◆ **EXERCISE**
Gather, from the listing beneath this task, every line holding the string "screenshot".

* begin INPUT MATERIAL *

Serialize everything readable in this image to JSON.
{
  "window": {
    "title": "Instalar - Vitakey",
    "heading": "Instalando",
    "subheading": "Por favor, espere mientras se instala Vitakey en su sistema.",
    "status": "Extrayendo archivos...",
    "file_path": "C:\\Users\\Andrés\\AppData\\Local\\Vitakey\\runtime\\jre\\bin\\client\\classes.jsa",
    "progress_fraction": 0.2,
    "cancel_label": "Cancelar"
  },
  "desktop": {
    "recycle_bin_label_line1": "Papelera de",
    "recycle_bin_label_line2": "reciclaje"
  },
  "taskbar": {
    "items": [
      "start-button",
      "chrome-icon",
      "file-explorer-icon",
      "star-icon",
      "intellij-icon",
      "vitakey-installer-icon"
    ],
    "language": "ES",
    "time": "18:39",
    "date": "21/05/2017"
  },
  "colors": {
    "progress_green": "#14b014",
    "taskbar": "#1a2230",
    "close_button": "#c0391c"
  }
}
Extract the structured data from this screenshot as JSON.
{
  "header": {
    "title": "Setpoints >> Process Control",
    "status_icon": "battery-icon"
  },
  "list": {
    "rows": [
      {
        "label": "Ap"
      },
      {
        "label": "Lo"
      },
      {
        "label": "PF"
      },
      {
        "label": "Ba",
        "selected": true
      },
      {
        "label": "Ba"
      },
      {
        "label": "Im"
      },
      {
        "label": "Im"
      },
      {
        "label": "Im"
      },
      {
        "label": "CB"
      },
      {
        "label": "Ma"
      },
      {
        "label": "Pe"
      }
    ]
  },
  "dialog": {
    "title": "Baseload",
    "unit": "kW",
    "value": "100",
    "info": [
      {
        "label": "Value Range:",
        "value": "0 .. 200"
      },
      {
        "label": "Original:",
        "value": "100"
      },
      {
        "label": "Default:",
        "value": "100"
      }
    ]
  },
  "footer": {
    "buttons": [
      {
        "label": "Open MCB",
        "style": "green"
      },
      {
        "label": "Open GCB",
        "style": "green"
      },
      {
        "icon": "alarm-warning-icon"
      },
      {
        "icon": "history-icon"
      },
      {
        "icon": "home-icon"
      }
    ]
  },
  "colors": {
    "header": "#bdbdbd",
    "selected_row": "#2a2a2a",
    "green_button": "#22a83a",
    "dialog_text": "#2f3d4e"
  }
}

* end INPUT MATERIAL *
* begin INPUT MATERIAL *

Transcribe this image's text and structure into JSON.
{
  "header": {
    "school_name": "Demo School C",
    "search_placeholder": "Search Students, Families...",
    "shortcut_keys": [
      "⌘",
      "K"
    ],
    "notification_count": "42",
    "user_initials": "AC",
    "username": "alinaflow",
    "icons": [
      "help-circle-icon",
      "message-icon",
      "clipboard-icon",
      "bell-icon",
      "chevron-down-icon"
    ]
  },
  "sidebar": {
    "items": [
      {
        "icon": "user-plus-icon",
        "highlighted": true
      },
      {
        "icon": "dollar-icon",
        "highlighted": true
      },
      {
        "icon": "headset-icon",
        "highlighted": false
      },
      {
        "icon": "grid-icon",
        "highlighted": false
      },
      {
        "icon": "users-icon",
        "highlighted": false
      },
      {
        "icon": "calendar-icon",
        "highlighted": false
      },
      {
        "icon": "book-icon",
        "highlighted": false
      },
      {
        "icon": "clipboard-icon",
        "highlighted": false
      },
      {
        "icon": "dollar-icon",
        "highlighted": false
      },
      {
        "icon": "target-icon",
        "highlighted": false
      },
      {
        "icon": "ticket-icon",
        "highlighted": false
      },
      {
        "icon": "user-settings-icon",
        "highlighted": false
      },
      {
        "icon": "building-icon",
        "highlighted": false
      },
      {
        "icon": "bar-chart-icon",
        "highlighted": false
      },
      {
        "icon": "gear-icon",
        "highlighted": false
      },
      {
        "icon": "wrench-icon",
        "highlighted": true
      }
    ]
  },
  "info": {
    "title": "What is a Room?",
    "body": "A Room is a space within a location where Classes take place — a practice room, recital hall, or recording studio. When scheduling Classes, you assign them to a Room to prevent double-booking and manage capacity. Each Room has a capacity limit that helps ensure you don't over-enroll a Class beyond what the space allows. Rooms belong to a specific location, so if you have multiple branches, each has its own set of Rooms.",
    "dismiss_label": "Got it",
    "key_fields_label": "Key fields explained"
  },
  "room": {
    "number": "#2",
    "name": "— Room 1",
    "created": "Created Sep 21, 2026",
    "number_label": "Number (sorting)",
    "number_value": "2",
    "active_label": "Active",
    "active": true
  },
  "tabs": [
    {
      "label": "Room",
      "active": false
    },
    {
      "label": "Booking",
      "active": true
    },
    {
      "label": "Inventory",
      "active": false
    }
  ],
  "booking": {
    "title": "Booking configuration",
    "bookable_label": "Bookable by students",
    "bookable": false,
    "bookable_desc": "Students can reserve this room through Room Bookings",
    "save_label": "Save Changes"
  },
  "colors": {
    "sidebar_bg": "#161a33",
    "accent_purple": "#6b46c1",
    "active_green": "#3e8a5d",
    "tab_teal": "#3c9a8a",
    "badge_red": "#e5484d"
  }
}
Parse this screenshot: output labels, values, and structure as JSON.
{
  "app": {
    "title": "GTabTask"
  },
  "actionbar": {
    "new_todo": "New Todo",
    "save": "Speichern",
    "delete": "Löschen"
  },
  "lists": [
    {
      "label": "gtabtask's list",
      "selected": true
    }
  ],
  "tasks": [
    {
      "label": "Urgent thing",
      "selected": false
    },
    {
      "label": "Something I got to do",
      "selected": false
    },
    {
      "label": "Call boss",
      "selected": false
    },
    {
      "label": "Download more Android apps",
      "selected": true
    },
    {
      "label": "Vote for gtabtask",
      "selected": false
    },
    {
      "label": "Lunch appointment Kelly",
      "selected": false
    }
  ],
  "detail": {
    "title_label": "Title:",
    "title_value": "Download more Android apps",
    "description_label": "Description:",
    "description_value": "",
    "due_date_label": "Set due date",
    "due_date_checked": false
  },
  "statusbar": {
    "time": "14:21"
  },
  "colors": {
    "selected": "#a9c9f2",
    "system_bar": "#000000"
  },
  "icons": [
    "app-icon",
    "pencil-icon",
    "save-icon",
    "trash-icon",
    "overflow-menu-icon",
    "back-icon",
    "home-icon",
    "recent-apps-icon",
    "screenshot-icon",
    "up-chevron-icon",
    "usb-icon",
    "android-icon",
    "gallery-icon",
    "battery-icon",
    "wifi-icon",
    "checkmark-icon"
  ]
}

* end INPUT MATERIAL *

◆ **RESPONSE TO THE TASK**
Extract the structured data from this screenshot as JSON.
Parse this screenshot: output labels, values, and structure as JSON.
    "screenshot-icon",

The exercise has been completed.